WRITTEN EXERCISE: Restate the data exactly as given and keep the pictures out.

Records from a data collection
┌──
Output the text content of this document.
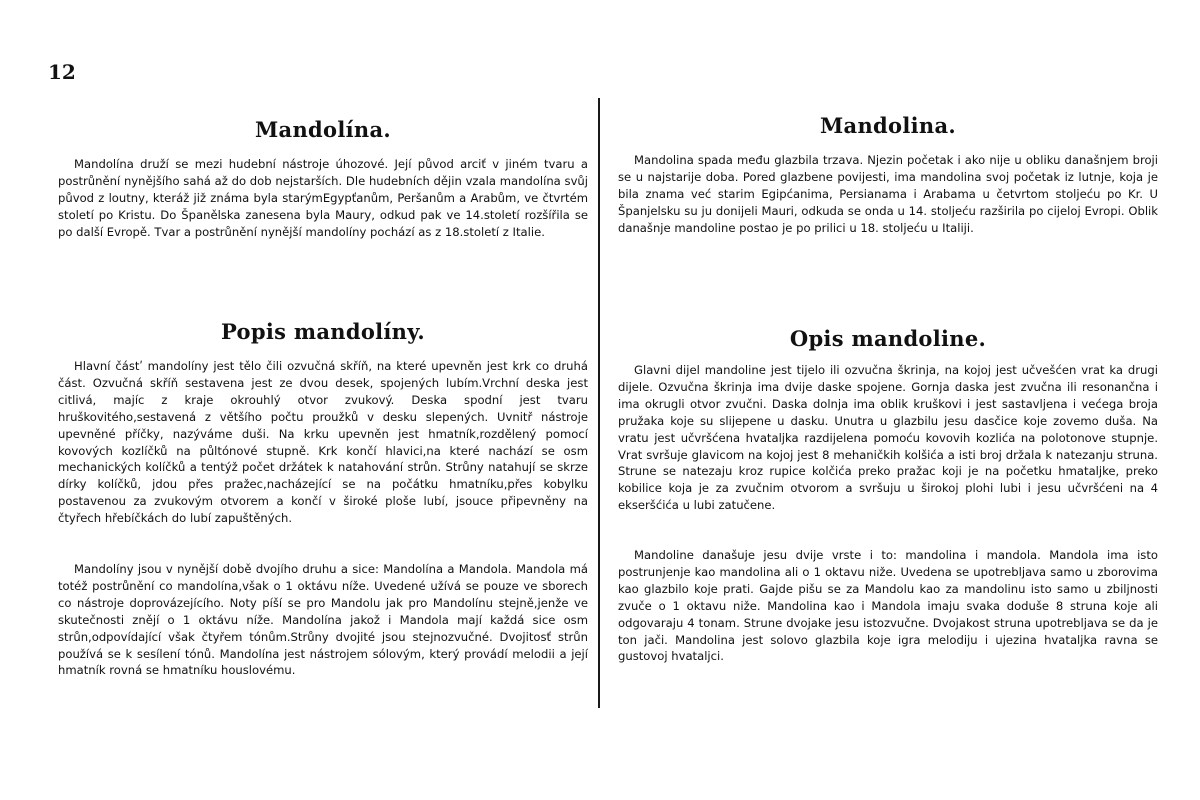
12
Mandolína.

Mandolína druží se mezi hudební nástroje úhozové. Její původ arciť v jiném tvaru a postrůnění nynějšího sahá až do dob nejstarších. Dle hudebních dějin vzala mandolína svůj původ z loutny, kteráž již známa byla starýmEgypťanům, Peršanům a Arabům, ve čtvrtém století po Kristu. Do Španělska zanesena byla Maury, odkud pak ve 14.století rozšířila se po další Evropě. Tvar a postrůnění nynější mandolíny pochází as z 18.století z Italie.

Popis mandolíny.

Hlavní částʹ mandolíny jest tělo čili ozvučná skříň, na které upevněn jest krk co druhá část. Ozvučná skříň sestavena jest ze dvou desek, spojených lubím.Vrchní deska jest citlivá, majíc z kraje okrouhlý otvor zvukový. Deska spodní jest tvaru hruškovitého,sestavená z většího počtu proužků v desku slepených. Uvnitř nástroje upevněné příčky, nazýváme duši. Na krku upevněn jest hmatník,rozdělený pomocí kovových kozlíčků na půltónové stupně. Krk končí hlavici,na které nachází se osm mechanických kolíčků a tentýž počet držátek k natahování strůn. Strůny natahují se skrze dírky kolíčků, jdou přes pražec,nacházející se na počátku hmatníku,přes kobylku postavenou za zvukovým otvorem a končí v široké ploše lubí, jsouce připevněny na čtyřech hřebíčkách do lubí zapuštěných.

Mandolíny jsou v nynější době dvojího druhu a sice: Mandolína a Mandola. Mandola má totéž postrůnění co mandolína,však o 1 oktávu níže. Uvedené užívá se pouze ve sborech co nástroje doprovázejícího. Noty píší se pro Mandolu jak pro Mandolínu stejně,jenže ve skutečnosti znějí o 1 oktávu níže. Mandolína jakož i Mandola mají každá sice osm strůn,odpovídající však čtyřem tónům.Strůny dvojité jsou stejnozvučné. Dvojitosť strůn používá se k sesílení tónů. Mandolína jest nástrojem sólovým, který provádí melodii a její hmatník rovná se hmatníku houslovému.

Mandolina.

Mandolina spada među glazbila trzava. Njezin početak i ako nije u obliku današnjem broji se u najstarije doba. Pored glazbene povijesti, ima mandolina svoj početak iz lutnje, koja je bila znama već starim Egipćanima, Persianama i Arabama u četvrtom stoljeću po Kr. U Španjelsku su ju donijeli Mauri, odkuda se onda u 14. stoljeću razširila po cijeloj Evropi. Oblik današnje mandoline postao je po prilici u 18. stoljeću u Italiji.

Opis mandoline.

Glavni dijel mandoline jest tijelo ili ozvučna škrinja, na kojoj jest učvešćen vrat ka drugi dijele. Ozvučna škrinja ima dvije daske spojene. Gornja daska jest zvučna ili resonančna i ima okrugli otvor zvučni. Daska dolnja ima oblik kruškovi i jest sastavljena i većega broja pružaka koje su slijepene u dasku. Unutra u glazbilu jesu dasčice koje zovemo duša. Na vratu jest učvršćena hvataljka razdijelena pomoću kovovih kozlića na polotonove stupnje. Vrat svršuje glavicom na kojoj jest 8 mehaničkih kolšića a isti broj držala k natezanju struna. Strune se natezaju kroz rupice kolčića preko pražac koji je na početku hmatalјke, preko kobilice koja je za zvučnim otvorom a svršuju u širokoj plohi lubi i jesu učvršćeni na 4 ekseršćića u lubi zatučene.

Mandoline današuje jesu dvije vrste i to: mandolina i mandola. Mandola ima isto postrunjenje kao mandolina ali o 1 oktavu niže. Uvedena se upotrebljava samo u zborovima kao glazbilo koje prati. Gajde pišu se za Mandolu kao za mandolinu isto samo u zbiljnosti zvuče o 1 oktavu niže. Mandolina kao i Mandola imaju svaka doduše 8 struna koje ali odgovaraju 4 tonam. Strune dvojake jesu istozvučne. Dvojakost struna upotrebljava se da je ton jači. Mandolina jest solovo glazbila koje igra melodiju i ujezina hvataljka ravna se gustovoj hvataljci.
└──
WRITTEN SOLUTION:
Output the text content of this document.
12
Mandolína.

Mandolína druží se mezi hudební nástroje úhozové. Její původ arciť v jiném tvaru a postrůnění nynějšího sahá až do dob nejstarších. Dle hudebních dějin vzala mandolína svůj původ z loutny, kteráž již známa byla starýmEgypťanům, Peršanům a Arabům, ve čtvrtém století po Kristu. Do Španělska zanesena byla Maury, odkud pak ve 14.století rozšířila se po další Evropě. Tvar a postrůnění nynější mandolíny pochází as z 18.století z Italie.

Popis mandolíny.

Hlavní částʹ mandolíny jest tělo čili ozvučná skříň, na které upevněn jest krk co druhá část. Ozvučná skříň sestavena jest ze dvou desek, spojených lubím.Vrchní deska jest citlivá, majíc z kraje okrouhlý otvor zvukový. Deska spodní jest tvaru hruškovitého,sestavená z většího počtu proužků v desku slepených. Uvnitř nástroje upevněné příčky, nazýváme duši. Na krku upevněn jest hmatník,rozdělený pomocí kovových kozlíčků na půltónové stupně. Krk končí hlavici,na které nachází se osm mechanických kolíčků a tentýž počet držátek k natahování strůn. Strůny natahují se skrze dírky kolíčků, jdou přes pražec,nacházející se na počátku hmatníku,přes kobylku postavenou za zvukovým otvorem a končí v široké ploše lubí, jsouce připevněny na čtyřech hřebíčkách do lubí zapuštěných.

Mandolíny jsou v nynější době dvojího druhu a sice: Mandolína a Mandola. Mandola má totéž postrůnění co mandolína,však o 1 oktávu níže. Uvedené užívá se pouze ve sborech co nástroje doprovázejícího. Noty píší se pro Mandolu jak pro Mandolínu stejně,jenže ve skutečnosti znějí o 1 oktávu níže. Mandolína jakož i Mandola mají každá sice osm strůn,odpovídající však čtyřem tónům.Strůny dvojité jsou stejnozvučné. Dvojitosť strůn používá se k sesílení tónů. Mandolína jest nástrojem sólovým, který provádí melodii a její hmatník rovná se hmatníku houslovému.

Mandolina.

Mandolina spada među glazbila trzava. Njezin početak i ako nije u obliku današnjem broji se u najstarije doba. Pored glazbene povijesti, ima mandolina svoj početak iz lutnje, koja je bila znama već starim Egipćanima, Persianama i Arabama u četvrtom stoljeću po Kr. U Španjelsku su ju donijeli Mauri, odkuda se onda u 14. stoljeću razširila po cijeloj Evropi. Oblik današnje mandoline postao je po prilici u 18. stoljeću u Italiji.

Opis mandoline.

Glavni dijel mandoline jest tijelo ili ozvučna škrinja, na kojoj jest učvešćen vrat ka drugi dijele. Ozvučna škrinja ima dvije daske spojene. Gornja daska jest zvučna ili resonančna i ima okrugli otvor zvučni. Daska dolnja ima oblik kruškovi i jest sastavljena i većega broja pružaka koje su slijepene u dasku. Unutra u glazbilu jesu dasčice koje zovemo duša. Na vratu jest učvršćena hvataljka razdijelena pomoću kovovih kozlića na polotonove stupnje. Vrat svršuje glavicom na kojoj jest 8 mehaničkih kolšića a isti broj držala k natezanju struna. Strune se natezaju kroz rupice kolčića preko pražac koji je na početku hmatalјke, preko kobilice koja je za zvučnim otvorom a svršuju u širokoj plohi lubi i jesu učvršćeni na 4 ekseršćića u lubi zatučene.

Mandoline današuje jesu dvije vrste i to: mandolina i mandola. Mandola ima isto postrunjenje kao mandolina ali o 1 oktavu niže. Uvedena se upotrebljava samo u zborovima kao glazbilo koje prati. Gajde pišu se za Mandolu kao za mandolinu isto samo u zbiljnosti zvuče o 1 oktavu niže. Mandolina kao i Mandola imaju svaka doduše 8 struna koje ali odgovaraju 4 tonam. Strune dvojake jesu istozvučne. Dvojakost struna upotrebljava se da je ton jači. Mandolina jest solovo glazbila koje igra melodiju i ujezina hvataljka ravna se gustovoj hvataljci.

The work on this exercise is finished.